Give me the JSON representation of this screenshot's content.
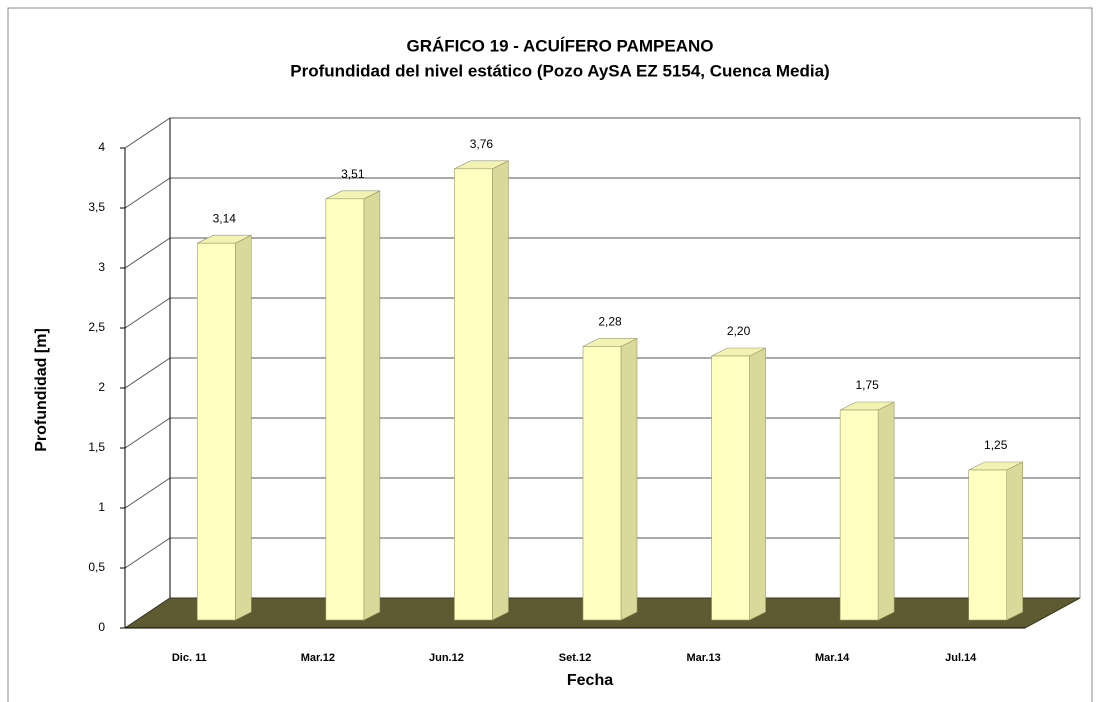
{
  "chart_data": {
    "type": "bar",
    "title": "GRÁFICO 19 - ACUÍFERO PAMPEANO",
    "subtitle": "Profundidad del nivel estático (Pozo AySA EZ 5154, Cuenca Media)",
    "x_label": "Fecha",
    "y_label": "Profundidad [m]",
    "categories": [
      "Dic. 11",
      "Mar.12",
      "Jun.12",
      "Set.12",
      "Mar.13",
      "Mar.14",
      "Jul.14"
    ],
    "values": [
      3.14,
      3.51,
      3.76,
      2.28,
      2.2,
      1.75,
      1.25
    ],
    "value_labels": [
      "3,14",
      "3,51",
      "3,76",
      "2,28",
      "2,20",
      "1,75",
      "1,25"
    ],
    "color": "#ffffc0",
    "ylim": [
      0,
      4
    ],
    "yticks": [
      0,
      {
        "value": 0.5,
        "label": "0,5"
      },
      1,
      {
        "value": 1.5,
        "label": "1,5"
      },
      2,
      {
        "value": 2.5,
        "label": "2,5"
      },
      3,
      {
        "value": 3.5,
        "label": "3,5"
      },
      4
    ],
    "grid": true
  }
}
● ● ● ●
Copy every record above exactly, leaving out any pictures.

RESULT:
Give me the JSON representation of this screenshot's content.
{
  "chart_data": {
    "type": "bar",
    "title": "GRÁFICO 19 - ACUÍFERO PAMPEANO",
    "subtitle": "Profundidad del nivel estático (Pozo AySA EZ 5154, Cuenca Media)",
    "x_label": "Fecha",
    "y_label": "Profundidad [m]",
    "categories": [
      "Dic. 11",
      "Mar.12",
      "Jun.12",
      "Set.12",
      "Mar.13",
      "Mar.14",
      "Jul.14"
    ],
    "values": [
      3.14,
      3.51,
      3.76,
      2.28,
      2.2,
      1.75,
      1.25
    ],
    "value_labels": [
      "3,14",
      "3,51",
      "3,76",
      "2,28",
      "2,20",
      "1,75",
      "1,25"
    ],
    "color": "#ffffc0",
    "ylim": [
      0,
      4
    ],
    "yticks": [
      0,
      {
        "value": 0.5,
        "label": "0,5"
      },
      1,
      {
        "value": 1.5,
        "label": "1,5"
      },
      2,
      {
        "value": 2.5,
        "label": "2,5"
      },
      3,
      {
        "value": 3.5,
        "label": "3,5"
      },
      4
    ],
    "grid": true
  }
}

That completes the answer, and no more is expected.